Task to complete - Will you output all of the data below exactly, omitting the images?

____

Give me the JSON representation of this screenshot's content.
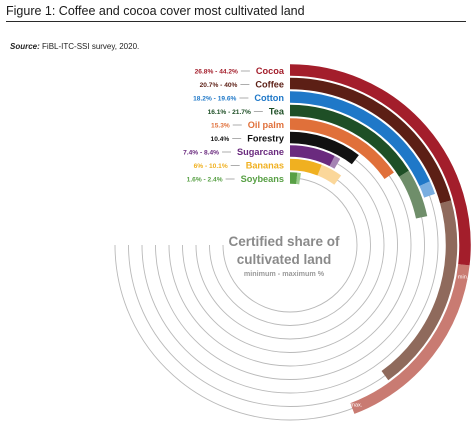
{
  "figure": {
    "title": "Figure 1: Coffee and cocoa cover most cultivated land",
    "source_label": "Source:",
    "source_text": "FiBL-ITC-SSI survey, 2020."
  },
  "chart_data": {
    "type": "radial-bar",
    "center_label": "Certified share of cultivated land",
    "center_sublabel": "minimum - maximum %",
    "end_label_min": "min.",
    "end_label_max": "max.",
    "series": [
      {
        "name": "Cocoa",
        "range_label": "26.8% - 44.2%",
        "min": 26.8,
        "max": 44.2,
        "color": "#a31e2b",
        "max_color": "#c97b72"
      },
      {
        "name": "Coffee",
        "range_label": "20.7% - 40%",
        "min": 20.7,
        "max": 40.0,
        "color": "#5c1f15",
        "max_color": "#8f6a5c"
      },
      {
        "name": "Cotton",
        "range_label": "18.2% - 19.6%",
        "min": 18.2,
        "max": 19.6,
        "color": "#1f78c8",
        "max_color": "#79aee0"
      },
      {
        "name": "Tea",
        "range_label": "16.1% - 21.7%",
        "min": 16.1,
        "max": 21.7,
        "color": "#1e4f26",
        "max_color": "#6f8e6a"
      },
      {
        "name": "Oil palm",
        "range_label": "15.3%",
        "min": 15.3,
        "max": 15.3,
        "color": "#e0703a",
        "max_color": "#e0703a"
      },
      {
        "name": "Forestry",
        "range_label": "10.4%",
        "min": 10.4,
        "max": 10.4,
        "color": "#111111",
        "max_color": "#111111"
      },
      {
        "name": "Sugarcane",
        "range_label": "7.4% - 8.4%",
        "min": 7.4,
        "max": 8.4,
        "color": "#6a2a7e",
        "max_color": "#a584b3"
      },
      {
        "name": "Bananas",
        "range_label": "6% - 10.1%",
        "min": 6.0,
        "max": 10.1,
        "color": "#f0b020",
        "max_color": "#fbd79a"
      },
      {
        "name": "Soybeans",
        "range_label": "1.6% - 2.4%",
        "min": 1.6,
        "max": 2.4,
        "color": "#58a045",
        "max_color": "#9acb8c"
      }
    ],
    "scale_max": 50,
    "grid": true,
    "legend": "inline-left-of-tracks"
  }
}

____

Response to this exercise -
Give me the JSON representation of this screenshot's content.
{
  "figure": {
    "title": "Figure 1: Coffee and cocoa cover most cultivated land",
    "source_label": "Source:",
    "source_text": "FiBL-ITC-SSI survey, 2020."
  },
  "chart_data": {
    "type": "radial-bar",
    "center_label": "Certified share of cultivated land",
    "center_sublabel": "minimum - maximum %",
    "end_label_min": "min.",
    "end_label_max": "max.",
    "series": [
      {
        "name": "Cocoa",
        "range_label": "26.8% - 44.2%",
        "min": 26.8,
        "max": 44.2,
        "color": "#a31e2b",
        "max_color": "#c97b72"
      },
      {
        "name": "Coffee",
        "range_label": "20.7% - 40%",
        "min": 20.7,
        "max": 40.0,
        "color": "#5c1f15",
        "max_color": "#8f6a5c"
      },
      {
        "name": "Cotton",
        "range_label": "18.2% - 19.6%",
        "min": 18.2,
        "max": 19.6,
        "color": "#1f78c8",
        "max_color": "#79aee0"
      },
      {
        "name": "Tea",
        "range_label": "16.1% - 21.7%",
        "min": 16.1,
        "max": 21.7,
        "color": "#1e4f26",
        "max_color": "#6f8e6a"
      },
      {
        "name": "Oil palm",
        "range_label": "15.3%",
        "min": 15.3,
        "max": 15.3,
        "color": "#e0703a",
        "max_color": "#e0703a"
      },
      {
        "name": "Forestry",
        "range_label": "10.4%",
        "min": 10.4,
        "max": 10.4,
        "color": "#111111",
        "max_color": "#111111"
      },
      {
        "name": "Sugarcane",
        "range_label": "7.4% - 8.4%",
        "min": 7.4,
        "max": 8.4,
        "color": "#6a2a7e",
        "max_color": "#a584b3"
      },
      {
        "name": "Bananas",
        "range_label": "6% - 10.1%",
        "min": 6.0,
        "max": 10.1,
        "color": "#f0b020",
        "max_color": "#fbd79a"
      },
      {
        "name": "Soybeans",
        "range_label": "1.6% - 2.4%",
        "min": 1.6,
        "max": 2.4,
        "color": "#58a045",
        "max_color": "#9acb8c"
      }
    ],
    "scale_max": 50,
    "grid": true,
    "legend": "inline-left-of-tracks"
  }
}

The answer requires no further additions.